**Short problem**.
Pictures stay out; everything else in the records below is copied exactly.

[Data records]

_ _ _ _ _ _ _

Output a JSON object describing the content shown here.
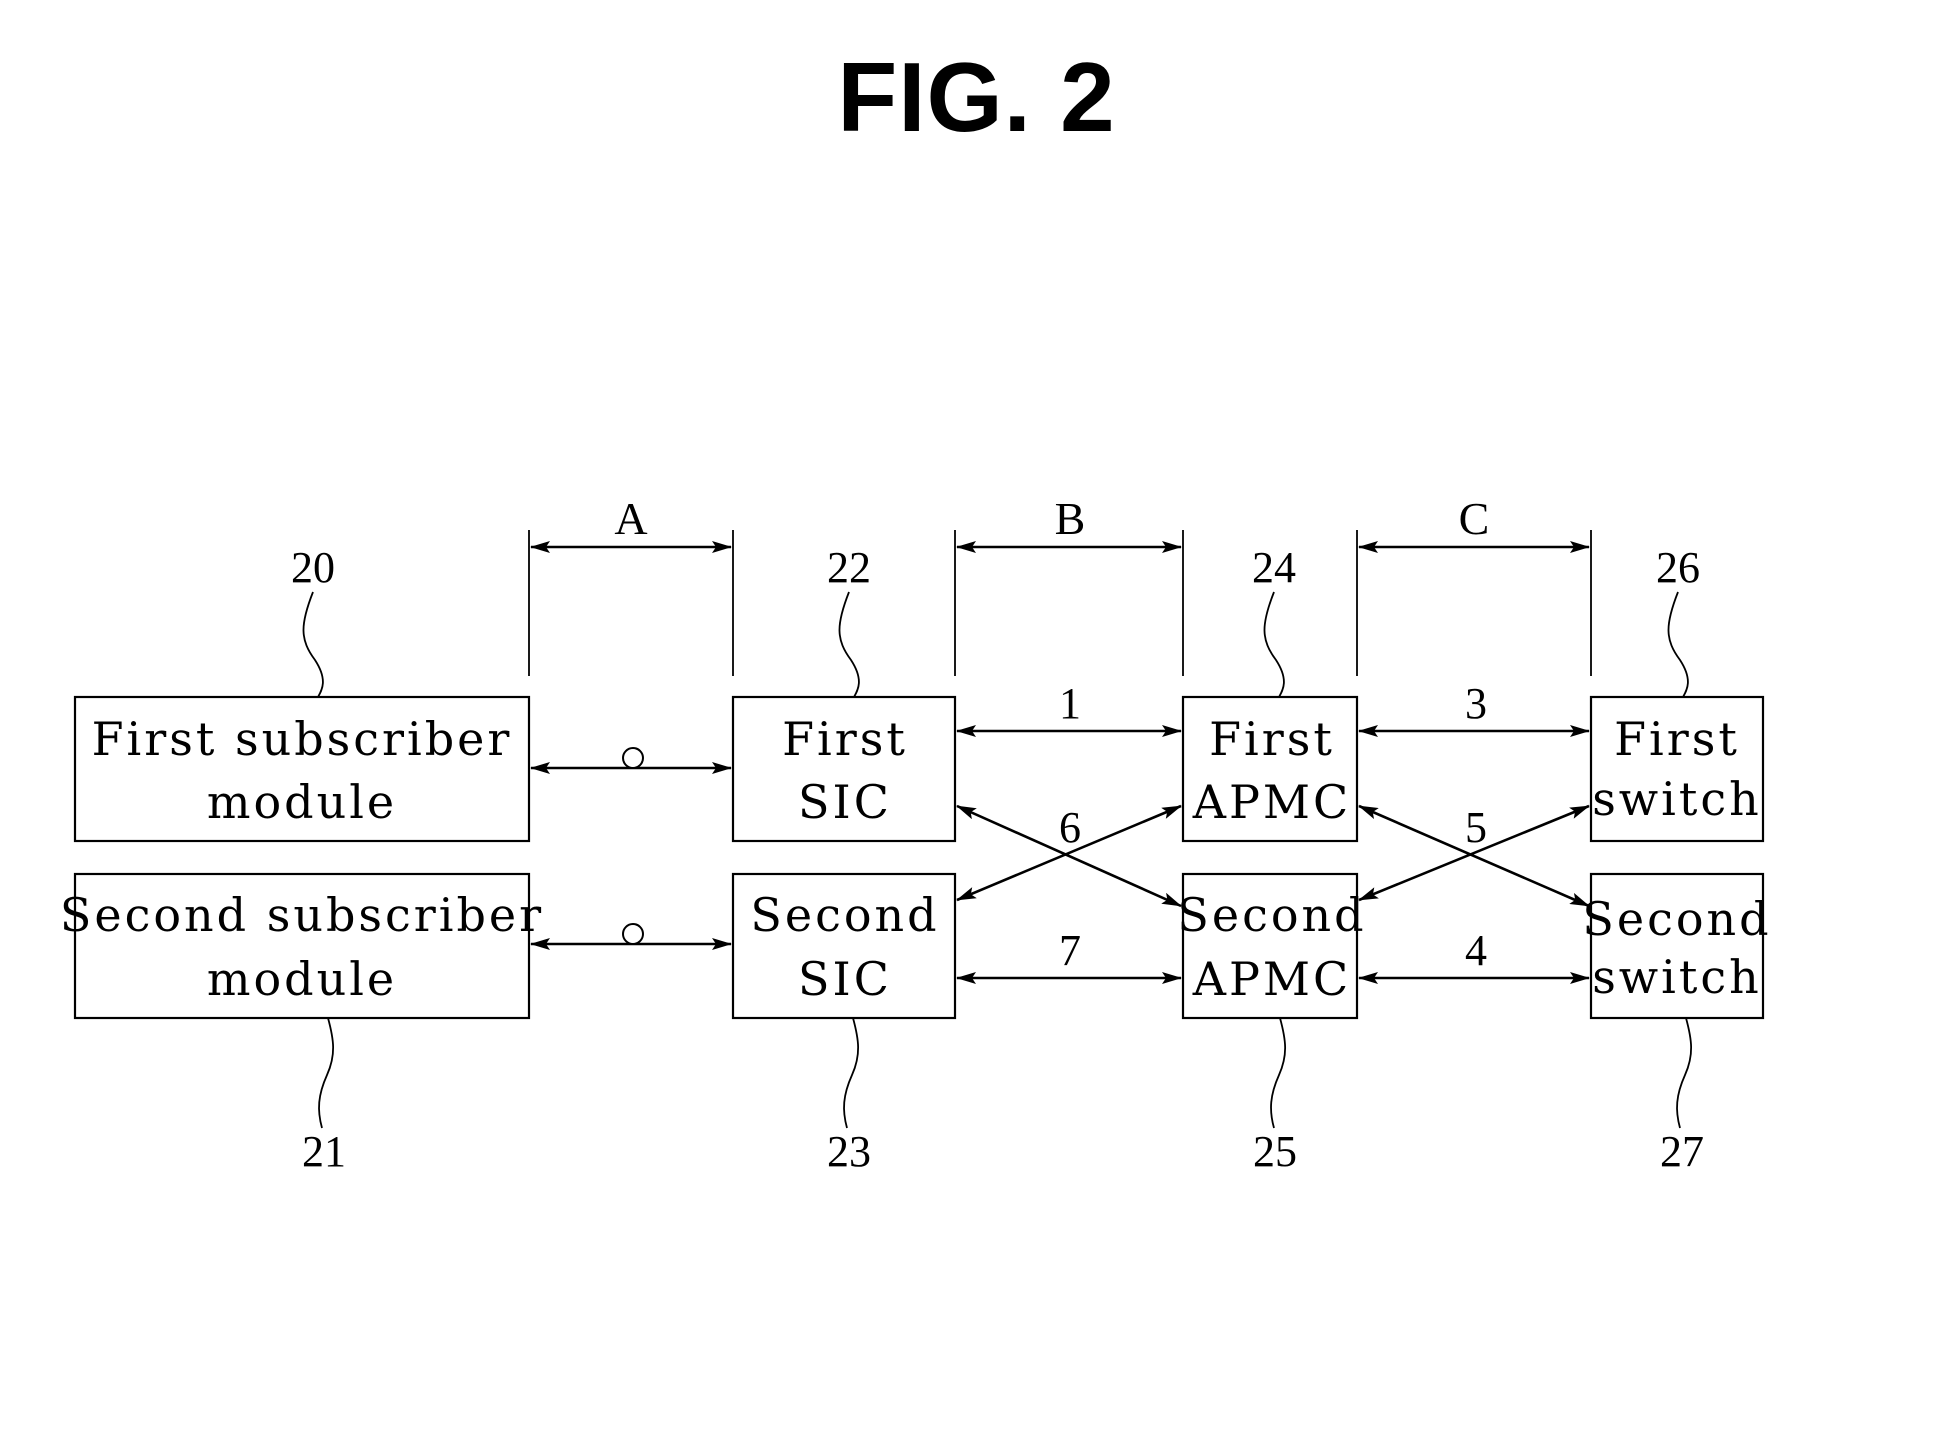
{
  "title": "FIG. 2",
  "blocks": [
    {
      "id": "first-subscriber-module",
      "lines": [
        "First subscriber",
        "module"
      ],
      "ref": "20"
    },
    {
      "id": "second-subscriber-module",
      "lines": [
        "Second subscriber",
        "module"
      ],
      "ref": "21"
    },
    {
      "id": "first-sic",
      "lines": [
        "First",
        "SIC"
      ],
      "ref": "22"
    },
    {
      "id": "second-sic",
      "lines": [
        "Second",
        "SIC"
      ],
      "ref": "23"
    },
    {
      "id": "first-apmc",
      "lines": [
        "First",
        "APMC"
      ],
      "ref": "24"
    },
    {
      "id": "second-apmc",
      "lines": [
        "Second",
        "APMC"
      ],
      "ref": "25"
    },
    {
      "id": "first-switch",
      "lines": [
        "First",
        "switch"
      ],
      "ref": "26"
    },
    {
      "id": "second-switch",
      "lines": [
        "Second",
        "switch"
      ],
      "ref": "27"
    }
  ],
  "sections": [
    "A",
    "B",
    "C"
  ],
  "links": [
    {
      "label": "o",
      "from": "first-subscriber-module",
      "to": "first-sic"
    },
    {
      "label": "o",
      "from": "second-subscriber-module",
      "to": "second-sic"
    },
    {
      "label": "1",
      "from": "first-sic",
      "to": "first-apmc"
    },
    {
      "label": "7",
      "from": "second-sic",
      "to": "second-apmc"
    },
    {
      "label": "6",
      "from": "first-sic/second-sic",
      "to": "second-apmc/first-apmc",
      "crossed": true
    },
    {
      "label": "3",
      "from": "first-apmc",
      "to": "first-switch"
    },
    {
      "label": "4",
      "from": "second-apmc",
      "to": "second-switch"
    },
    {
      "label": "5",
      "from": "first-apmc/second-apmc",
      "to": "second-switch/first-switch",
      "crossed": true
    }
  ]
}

_ _ _ _ _ _ _

**Exercise answer**.
Output a JSON object describing the content shown here.
{
  "title": "FIG. 2",
  "blocks": [
    {
      "id": "first-subscriber-module",
      "lines": [
        "First subscriber",
        "module"
      ],
      "ref": "20"
    },
    {
      "id": "second-subscriber-module",
      "lines": [
        "Second subscriber",
        "module"
      ],
      "ref": "21"
    },
    {
      "id": "first-sic",
      "lines": [
        "First",
        "SIC"
      ],
      "ref": "22"
    },
    {
      "id": "second-sic",
      "lines": [
        "Second",
        "SIC"
      ],
      "ref": "23"
    },
    {
      "id": "first-apmc",
      "lines": [
        "First",
        "APMC"
      ],
      "ref": "24"
    },
    {
      "id": "second-apmc",
      "lines": [
        "Second",
        "APMC"
      ],
      "ref": "25"
    },
    {
      "id": "first-switch",
      "lines": [
        "First",
        "switch"
      ],
      "ref": "26"
    },
    {
      "id": "second-switch",
      "lines": [
        "Second",
        "switch"
      ],
      "ref": "27"
    }
  ],
  "sections": [
    "A",
    "B",
    "C"
  ],
  "links": [
    {
      "label": "o",
      "from": "first-subscriber-module",
      "to": "first-sic"
    },
    {
      "label": "o",
      "from": "second-subscriber-module",
      "to": "second-sic"
    },
    {
      "label": "1",
      "from": "first-sic",
      "to": "first-apmc"
    },
    {
      "label": "7",
      "from": "second-sic",
      "to": "second-apmc"
    },
    {
      "label": "6",
      "from": "first-sic/second-sic",
      "to": "second-apmc/first-apmc",
      "crossed": true
    },
    {
      "label": "3",
      "from": "first-apmc",
      "to": "first-switch"
    },
    {
      "label": "4",
      "from": "second-apmc",
      "to": "second-switch"
    },
    {
      "label": "5",
      "from": "first-apmc/second-apmc",
      "to": "second-switch/first-switch",
      "crossed": true
    }
  ]
}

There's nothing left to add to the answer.